TASK >> Extract every line from the records below that contains the word "true".

RECORDS SUPPLIED >>
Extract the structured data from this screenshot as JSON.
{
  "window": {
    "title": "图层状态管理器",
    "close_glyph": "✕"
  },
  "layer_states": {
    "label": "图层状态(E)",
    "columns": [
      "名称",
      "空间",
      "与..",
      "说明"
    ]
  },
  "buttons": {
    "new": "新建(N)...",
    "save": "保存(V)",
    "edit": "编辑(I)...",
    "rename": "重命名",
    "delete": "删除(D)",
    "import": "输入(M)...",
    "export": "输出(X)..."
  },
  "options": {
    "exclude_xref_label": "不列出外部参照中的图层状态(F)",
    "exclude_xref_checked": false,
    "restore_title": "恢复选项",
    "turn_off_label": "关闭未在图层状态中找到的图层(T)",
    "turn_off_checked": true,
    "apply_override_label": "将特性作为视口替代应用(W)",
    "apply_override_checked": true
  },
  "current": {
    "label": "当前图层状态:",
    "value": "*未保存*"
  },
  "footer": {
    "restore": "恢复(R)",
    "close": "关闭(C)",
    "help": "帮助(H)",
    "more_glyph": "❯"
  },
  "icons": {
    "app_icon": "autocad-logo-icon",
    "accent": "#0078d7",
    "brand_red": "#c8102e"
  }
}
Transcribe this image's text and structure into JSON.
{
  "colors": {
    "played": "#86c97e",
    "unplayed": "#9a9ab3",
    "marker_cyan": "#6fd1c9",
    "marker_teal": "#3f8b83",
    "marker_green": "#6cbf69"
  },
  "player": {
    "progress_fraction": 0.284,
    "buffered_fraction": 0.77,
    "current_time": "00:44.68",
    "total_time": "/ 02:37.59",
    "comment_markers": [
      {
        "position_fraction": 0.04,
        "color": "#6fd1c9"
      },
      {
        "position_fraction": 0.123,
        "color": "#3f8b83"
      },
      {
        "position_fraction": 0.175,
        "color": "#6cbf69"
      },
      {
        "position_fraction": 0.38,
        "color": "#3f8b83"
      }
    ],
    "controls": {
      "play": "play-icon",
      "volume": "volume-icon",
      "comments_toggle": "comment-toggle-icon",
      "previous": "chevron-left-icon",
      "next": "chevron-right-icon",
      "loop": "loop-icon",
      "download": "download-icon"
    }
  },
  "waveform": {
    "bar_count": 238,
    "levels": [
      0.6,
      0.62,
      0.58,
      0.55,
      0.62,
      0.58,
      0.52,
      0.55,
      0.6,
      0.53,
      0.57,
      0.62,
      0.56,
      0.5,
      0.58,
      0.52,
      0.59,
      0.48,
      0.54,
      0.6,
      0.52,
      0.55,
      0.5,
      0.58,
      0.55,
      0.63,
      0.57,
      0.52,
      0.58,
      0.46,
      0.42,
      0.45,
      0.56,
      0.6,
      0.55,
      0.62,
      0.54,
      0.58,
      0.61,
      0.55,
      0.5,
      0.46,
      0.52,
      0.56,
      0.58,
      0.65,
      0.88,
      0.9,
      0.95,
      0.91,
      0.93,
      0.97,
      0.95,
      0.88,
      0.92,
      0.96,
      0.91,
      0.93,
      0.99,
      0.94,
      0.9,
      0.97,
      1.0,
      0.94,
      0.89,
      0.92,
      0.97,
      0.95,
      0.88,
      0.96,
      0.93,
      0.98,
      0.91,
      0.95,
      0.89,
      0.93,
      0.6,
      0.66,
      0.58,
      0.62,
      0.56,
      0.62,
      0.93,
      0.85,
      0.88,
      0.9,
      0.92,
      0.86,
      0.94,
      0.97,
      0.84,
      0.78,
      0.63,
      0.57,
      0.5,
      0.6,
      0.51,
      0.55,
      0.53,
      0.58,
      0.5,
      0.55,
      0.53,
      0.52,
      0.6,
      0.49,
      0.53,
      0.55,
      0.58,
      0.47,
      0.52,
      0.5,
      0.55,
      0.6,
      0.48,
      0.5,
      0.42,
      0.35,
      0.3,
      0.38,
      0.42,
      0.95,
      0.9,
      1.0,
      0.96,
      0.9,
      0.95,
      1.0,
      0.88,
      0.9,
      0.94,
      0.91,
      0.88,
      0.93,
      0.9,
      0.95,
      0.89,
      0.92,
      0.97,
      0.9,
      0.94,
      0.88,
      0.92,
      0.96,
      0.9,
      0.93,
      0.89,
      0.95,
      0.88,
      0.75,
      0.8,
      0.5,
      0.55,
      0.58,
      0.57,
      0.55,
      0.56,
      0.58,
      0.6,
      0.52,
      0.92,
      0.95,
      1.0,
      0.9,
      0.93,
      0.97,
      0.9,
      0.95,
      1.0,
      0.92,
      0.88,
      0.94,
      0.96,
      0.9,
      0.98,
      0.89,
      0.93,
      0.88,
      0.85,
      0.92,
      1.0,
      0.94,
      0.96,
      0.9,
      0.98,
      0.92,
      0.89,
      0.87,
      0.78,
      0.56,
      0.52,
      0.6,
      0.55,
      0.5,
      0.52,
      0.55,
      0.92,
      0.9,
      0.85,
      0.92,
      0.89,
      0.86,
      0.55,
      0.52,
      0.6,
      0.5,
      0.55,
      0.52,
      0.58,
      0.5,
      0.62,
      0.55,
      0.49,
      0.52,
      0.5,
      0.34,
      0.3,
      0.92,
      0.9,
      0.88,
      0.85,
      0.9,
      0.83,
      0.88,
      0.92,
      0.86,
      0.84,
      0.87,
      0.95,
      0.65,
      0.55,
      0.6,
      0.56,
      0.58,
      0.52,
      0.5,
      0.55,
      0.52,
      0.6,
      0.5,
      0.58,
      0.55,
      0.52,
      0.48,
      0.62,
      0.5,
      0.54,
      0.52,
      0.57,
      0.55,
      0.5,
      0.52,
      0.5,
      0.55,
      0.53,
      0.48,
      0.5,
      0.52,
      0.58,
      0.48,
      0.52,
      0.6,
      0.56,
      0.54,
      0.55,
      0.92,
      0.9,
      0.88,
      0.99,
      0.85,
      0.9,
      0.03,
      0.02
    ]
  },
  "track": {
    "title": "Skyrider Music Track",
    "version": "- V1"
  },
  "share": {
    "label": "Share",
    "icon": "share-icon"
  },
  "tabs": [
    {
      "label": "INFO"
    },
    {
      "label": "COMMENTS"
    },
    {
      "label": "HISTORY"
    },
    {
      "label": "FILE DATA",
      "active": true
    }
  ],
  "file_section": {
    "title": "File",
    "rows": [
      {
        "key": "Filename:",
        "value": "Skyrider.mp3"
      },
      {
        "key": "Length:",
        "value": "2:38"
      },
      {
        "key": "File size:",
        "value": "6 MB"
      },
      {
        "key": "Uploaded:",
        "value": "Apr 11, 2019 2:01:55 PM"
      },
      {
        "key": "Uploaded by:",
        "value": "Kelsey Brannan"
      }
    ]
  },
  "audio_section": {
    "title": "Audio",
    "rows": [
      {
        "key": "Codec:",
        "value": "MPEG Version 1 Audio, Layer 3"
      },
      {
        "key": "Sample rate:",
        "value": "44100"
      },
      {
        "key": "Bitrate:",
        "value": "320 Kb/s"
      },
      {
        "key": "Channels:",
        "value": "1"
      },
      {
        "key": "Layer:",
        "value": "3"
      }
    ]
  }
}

REPLY >>
    "turn_off_checked": true,
    "apply_override_checked": true
      "active": true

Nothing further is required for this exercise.